## Page excerpt:
══════

Monday, December 13, 2010

One Man’s Realistic Backup Strategy

Michael B. Johnson (via Daniel Jalkut):

[For] less than $300, you can have a pretty fool proof backup scheme for all but the craziest home setup. I have, I like to think, one of the crazier home Mac setups, and so I thought I’d share my current specifics.

I also recommend the Western Digital Caviar Green drives for backups. With 2 TB bare drives now at $90 and a variety of good “toaster” docks to choose from, there’s little excuse not to rotate through several hard drive clones.

9 Comments RSS · Twitter

Alternately, that'd be 6 years of unlimited online backups with CrashPlan, with absolutely no attention required beyond the initial installation, increased home power costs, etc.

I say that as a professional sysadmin with plenty of experience doing this sort of thing; the main take-home lesson these days: getting backups right is *HARD* (particularly when you consider the way data can silently rot, disks lie about media health, etc.) and it's difficult to justify the infrastructure costs on a small scale since your bootstrap costs are so high.

@Chris CrashPlan is great, but it’s no substitute for having a recent clone that you can switch to, instantly, when your drive dies. I shudder at the thought of how long it would take to restore; simply copying a terabyte of data locally takes long enough. You would need a bootable spare drive on-hand, anyway, if you want to restore from CrashPlan. So I see the two approaches as complementary.

"Alternately, that'd be 6 years of unlimited online backups with CrashPlan, with absolutely no attention required beyond the initial installation, increased home power costs, etc."

Huh? The way I calculate it is that 6 years of CrashPlan is "as low as $6/mo", which means 6 years of CrashPlan is "as low as" $432.

Two 2TB drives and a toaster cost me $160. (Newegg regularly has deals on 2TB drives for $70 shipped, if you check every so often.)

So I have two ways to get offsite backups for a multi-Mac site.

I went with the "two 2TB drives and a toaster" route over CrashPlan for a bunch of reasons:

- Cost
- Definitely don't want to run the CrashPlan software on all the Macs on my site.
- Don't want to spend the time figuring out if I can trust CrashPlan on reliability.
- Don't want to spend the time figuring out if I can trust CrashPlan on security.

CrashPlan costs me more money, costs me much more system resources on the Macs on my site, and puts crucial aspects of backup out of my control.

If I had a lower level of technical capability, I'd go with CrashPlan simply because I couldn't successfully implement a "two 2TB drives and a toaster" method. But given the choice...

Chucky: it's $50/year for unlimited online storage or completely free if you simply backup running systems to each other (i.e. your other systems, friends, etc.), using local storage, etc. That also means that e.g. your local systems can backup (realtime or on your preferred schedule) much faster than the off-site transfer, all with zero manual cost.

══════

## Information shown:

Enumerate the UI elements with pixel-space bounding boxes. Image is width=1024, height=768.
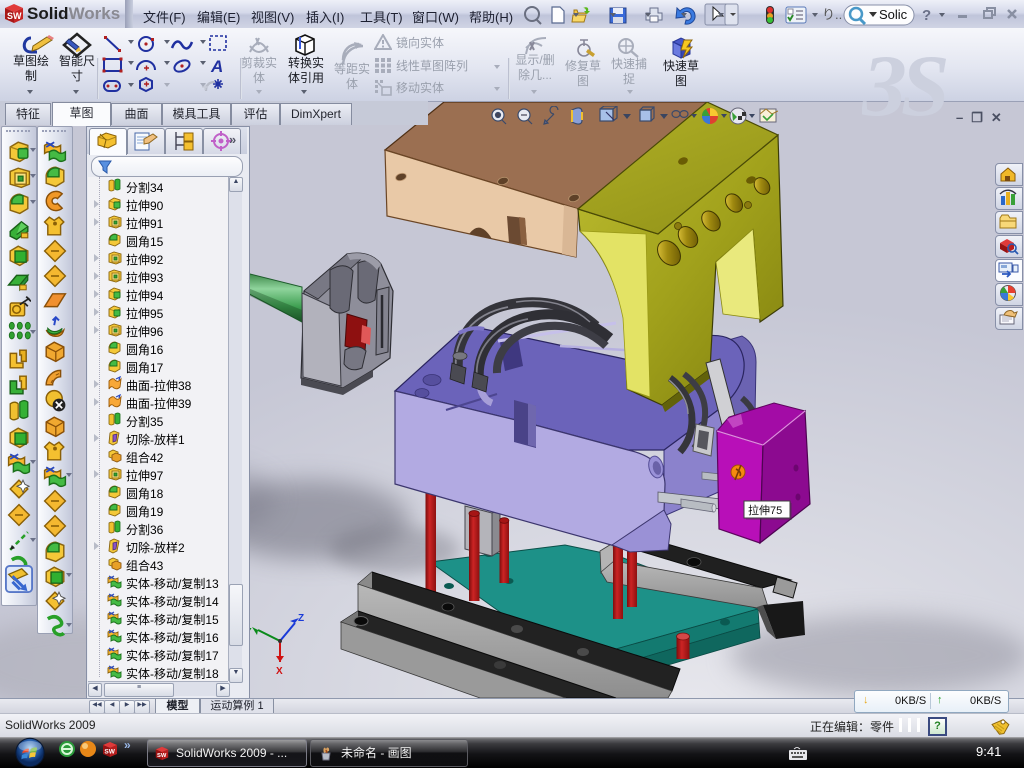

══════

## Work to be completed:
In the backup strategy page, what price does the post give for 2 TB bare drives?

## The solution:
$90